WHAT THE TASK ASKS: Check each line of the records below and collect those that include the word "VLOOKUP".
——————————
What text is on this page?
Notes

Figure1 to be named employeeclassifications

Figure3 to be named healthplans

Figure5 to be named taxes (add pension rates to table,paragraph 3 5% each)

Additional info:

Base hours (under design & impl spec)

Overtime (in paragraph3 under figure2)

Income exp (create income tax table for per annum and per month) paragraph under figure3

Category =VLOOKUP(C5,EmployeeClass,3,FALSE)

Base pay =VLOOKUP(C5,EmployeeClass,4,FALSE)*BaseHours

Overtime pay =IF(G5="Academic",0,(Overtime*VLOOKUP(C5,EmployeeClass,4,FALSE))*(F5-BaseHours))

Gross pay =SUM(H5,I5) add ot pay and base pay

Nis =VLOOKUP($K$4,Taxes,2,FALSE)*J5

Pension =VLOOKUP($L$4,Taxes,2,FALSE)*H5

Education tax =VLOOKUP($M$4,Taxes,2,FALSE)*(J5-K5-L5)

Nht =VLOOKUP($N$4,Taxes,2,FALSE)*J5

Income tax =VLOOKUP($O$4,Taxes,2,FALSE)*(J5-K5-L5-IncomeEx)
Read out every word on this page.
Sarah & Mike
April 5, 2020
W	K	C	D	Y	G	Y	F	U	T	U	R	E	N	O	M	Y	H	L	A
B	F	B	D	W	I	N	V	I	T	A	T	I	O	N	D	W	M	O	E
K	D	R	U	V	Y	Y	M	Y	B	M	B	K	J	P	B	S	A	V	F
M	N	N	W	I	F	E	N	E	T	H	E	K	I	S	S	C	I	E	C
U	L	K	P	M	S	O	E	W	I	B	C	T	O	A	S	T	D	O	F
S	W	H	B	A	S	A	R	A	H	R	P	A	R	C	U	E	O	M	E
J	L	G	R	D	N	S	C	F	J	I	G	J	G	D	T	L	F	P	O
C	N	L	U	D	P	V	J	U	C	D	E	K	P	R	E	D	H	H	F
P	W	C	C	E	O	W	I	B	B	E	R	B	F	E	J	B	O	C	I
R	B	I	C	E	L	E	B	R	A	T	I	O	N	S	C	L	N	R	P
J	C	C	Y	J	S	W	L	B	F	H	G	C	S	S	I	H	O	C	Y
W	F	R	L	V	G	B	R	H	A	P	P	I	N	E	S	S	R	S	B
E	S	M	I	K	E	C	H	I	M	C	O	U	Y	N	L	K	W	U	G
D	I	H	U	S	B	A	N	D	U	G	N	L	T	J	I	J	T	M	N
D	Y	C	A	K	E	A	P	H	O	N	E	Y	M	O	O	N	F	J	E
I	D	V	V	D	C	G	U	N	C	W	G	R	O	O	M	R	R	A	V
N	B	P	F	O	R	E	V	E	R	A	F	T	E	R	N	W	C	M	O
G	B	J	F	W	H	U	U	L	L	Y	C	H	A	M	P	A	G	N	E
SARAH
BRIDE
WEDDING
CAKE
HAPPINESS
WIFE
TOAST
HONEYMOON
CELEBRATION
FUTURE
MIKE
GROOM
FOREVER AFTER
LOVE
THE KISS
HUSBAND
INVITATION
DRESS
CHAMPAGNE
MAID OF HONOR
——————————
SOLUTION:
Category =VLOOKUP(C5,EmployeeClass,3,FALSE)
Base pay =VLOOKUP(C5,EmployeeClass,4,FALSE)*BaseHours
Overtime pay =IF(G5="Academic",0,(Overtime*VLOOKUP(C5,EmployeeClass,4,FALSE))*(F5-BaseHours))
Nis =VLOOKUP($K$4,Taxes,2,FALSE)*J5
Pension =VLOOKUP($L$4,Taxes,2,FALSE)*H5
Education tax =VLOOKUP($M$4,Taxes,2,FALSE)*(J5-K5-L5)
Nht =VLOOKUP($N$4,Taxes,2,FALSE)*J5
Income tax =VLOOKUP($O$4,Taxes,2,FALSE)*(J5-K5-L5-IncomeEx)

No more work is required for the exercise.